[Saved data entries]

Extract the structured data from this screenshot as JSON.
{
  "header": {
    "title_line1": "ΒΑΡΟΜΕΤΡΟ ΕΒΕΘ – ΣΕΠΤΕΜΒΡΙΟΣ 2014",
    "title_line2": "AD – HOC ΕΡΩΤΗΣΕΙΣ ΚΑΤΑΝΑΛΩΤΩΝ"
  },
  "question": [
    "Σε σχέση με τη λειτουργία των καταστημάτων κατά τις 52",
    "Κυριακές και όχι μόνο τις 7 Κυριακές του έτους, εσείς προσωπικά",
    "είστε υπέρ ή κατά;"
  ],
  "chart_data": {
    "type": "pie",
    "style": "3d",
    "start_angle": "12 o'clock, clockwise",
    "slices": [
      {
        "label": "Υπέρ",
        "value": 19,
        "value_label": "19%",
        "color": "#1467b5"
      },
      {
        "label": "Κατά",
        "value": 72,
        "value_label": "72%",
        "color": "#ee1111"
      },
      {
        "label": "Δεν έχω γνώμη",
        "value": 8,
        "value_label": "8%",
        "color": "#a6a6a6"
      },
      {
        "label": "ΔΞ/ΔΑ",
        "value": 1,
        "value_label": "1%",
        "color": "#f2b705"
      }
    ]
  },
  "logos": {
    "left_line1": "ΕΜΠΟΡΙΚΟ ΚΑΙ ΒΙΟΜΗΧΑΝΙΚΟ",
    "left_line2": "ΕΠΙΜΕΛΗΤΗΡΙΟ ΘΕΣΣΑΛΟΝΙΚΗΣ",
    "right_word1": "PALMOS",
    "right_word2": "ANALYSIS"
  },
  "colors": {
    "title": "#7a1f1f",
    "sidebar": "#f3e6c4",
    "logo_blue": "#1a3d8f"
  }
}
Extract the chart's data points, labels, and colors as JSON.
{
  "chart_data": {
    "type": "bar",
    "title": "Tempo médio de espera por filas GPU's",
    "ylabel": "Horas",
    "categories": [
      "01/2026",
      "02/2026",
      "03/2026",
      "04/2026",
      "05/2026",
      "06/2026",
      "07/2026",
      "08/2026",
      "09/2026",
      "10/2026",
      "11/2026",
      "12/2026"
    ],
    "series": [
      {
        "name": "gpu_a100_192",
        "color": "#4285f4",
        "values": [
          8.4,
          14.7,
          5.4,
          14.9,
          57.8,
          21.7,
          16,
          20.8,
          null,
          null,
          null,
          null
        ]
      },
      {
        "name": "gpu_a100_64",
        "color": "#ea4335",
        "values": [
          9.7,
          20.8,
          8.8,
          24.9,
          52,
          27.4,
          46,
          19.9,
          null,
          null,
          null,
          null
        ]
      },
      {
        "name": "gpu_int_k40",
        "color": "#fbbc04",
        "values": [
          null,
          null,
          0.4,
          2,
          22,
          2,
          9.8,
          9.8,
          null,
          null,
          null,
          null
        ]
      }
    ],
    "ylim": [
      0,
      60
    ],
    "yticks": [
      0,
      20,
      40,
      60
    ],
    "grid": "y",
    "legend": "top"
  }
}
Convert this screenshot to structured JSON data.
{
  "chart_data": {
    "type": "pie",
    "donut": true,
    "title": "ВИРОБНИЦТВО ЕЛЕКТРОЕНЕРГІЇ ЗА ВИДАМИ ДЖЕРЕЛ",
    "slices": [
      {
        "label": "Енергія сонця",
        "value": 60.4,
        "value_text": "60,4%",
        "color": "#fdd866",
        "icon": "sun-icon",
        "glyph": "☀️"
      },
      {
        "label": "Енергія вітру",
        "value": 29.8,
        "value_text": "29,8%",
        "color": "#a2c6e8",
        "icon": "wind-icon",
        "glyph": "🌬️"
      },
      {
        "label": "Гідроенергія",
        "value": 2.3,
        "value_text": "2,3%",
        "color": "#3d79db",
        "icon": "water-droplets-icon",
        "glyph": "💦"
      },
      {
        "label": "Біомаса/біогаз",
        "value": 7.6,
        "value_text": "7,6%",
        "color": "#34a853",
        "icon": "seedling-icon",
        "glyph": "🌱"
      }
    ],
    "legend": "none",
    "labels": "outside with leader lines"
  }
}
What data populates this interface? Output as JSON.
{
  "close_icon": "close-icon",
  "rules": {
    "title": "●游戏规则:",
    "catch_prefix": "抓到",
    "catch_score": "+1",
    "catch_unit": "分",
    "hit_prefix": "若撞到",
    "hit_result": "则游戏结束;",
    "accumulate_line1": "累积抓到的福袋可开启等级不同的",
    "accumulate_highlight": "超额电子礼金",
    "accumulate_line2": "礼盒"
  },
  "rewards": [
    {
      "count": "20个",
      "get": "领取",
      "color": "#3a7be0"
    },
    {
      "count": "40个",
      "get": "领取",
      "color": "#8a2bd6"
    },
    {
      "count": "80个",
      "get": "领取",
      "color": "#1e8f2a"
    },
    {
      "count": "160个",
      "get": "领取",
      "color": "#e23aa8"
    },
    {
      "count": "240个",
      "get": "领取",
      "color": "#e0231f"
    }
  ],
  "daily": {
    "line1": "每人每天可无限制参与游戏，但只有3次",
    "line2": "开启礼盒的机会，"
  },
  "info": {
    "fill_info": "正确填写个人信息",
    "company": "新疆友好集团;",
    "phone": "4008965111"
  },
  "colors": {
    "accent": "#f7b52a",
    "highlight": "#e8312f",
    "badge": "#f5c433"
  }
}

#### Work to be completed:
Search the records for the string "this" and return every line in which it occurs.

#### Result below:
Extract the structured data from this screenshot as JSON.
Convert this screenshot to structured JSON data.
What data populates this interface? Output as JSON.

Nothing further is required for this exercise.